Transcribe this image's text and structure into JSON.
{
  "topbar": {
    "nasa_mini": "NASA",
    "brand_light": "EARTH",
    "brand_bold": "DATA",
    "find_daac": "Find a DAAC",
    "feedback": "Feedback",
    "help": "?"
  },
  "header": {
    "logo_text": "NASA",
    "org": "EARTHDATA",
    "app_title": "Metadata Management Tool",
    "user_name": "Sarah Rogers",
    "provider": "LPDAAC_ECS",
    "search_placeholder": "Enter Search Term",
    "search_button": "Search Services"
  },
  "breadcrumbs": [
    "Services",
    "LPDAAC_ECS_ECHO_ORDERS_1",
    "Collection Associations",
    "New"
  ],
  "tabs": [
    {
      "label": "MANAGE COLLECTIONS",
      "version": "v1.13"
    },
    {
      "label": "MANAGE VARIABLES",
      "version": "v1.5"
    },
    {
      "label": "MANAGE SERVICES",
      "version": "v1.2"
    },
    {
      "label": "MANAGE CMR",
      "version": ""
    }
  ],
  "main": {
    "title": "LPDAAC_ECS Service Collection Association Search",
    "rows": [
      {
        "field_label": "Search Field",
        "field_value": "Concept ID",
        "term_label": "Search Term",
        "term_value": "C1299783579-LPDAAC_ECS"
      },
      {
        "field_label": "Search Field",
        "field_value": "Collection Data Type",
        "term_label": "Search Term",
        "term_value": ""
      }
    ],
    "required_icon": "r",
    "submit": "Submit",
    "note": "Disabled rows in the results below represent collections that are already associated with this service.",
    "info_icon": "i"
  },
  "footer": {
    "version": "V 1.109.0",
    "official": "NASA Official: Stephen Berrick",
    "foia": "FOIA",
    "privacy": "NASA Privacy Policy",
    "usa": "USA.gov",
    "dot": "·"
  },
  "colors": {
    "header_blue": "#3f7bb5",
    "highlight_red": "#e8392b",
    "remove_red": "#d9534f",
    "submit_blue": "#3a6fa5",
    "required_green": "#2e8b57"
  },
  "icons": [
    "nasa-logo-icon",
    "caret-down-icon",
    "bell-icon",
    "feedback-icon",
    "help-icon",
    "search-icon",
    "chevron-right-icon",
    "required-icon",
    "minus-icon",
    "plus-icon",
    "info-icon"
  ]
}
•••
> EXERCISE GOAL: Every entry above should be retyped exactly as shown.

> RESPONSE TO THE TASK:
Transcribe this image's text and structure into JSON.
{
  "topbar": {
    "nasa_mini": "NASA",
    "brand_light": "EARTH",
    "brand_bold": "DATA",
    "find_daac": "Find a DAAC",
    "feedback": "Feedback",
    "help": "?"
  },
  "header": {
    "logo_text": "NASA",
    "org": "EARTHDATA",
    "app_title": "Metadata Management Tool",
    "user_name": "Sarah Rogers",
    "provider": "LPDAAC_ECS",
    "search_placeholder": "Enter Search Term",
    "search_button": "Search Services"
  },
  "breadcrumbs": [
    "Services",
    "LPDAAC_ECS_ECHO_ORDERS_1",
    "Collection Associations",
    "New"
  ],
  "tabs": [
    {
      "label": "MANAGE COLLECTIONS",
      "version": "v1.13"
    },
    {
      "label": "MANAGE VARIABLES",
      "version": "v1.5"
    },
    {
      "label": "MANAGE SERVICES",
      "version": "v1.2"
    },
    {
      "label": "MANAGE CMR",
      "version": ""
    }
  ],
  "main": {
    "title": "LPDAAC_ECS Service Collection Association Search",
    "rows": [
      {
        "field_label": "Search Field",
        "field_value": "Concept ID",
        "term_label": "Search Term",
        "term_value": "C1299783579-LPDAAC_ECS"
      },
      {
        "field_label": "Search Field",
        "field_value": "Collection Data Type",
        "term_label": "Search Term",
        "term_value": ""
      }
    ],
    "required_icon": "r",
    "submit": "Submit",
    "note": "Disabled rows in the results below represent collections that are already associated with this service.",
    "info_icon": "i"
  },
  "footer": {
    "version": "V 1.109.0",
    "official": "NASA Official: Stephen Berrick",
    "foia": "FOIA",
    "privacy": "NASA Privacy Policy",
    "usa": "USA.gov",
    "dot": "·"
  },
  "colors": {
    "header_blue": "#3f7bb5",
    "highlight_red": "#e8392b",
    "remove_red": "#d9534f",
    "submit_blue": "#3a6fa5",
    "required_green": "#2e8b57"
  },
  "icons": [
    "nasa-logo-icon",
    "caret-down-icon",
    "bell-icon",
    "feedback-icon",
    "help-icon",
    "search-icon",
    "chevron-right-icon",
    "required-icon",
    "minus-icon",
    "plus-icon",
    "info-icon"
  ]
}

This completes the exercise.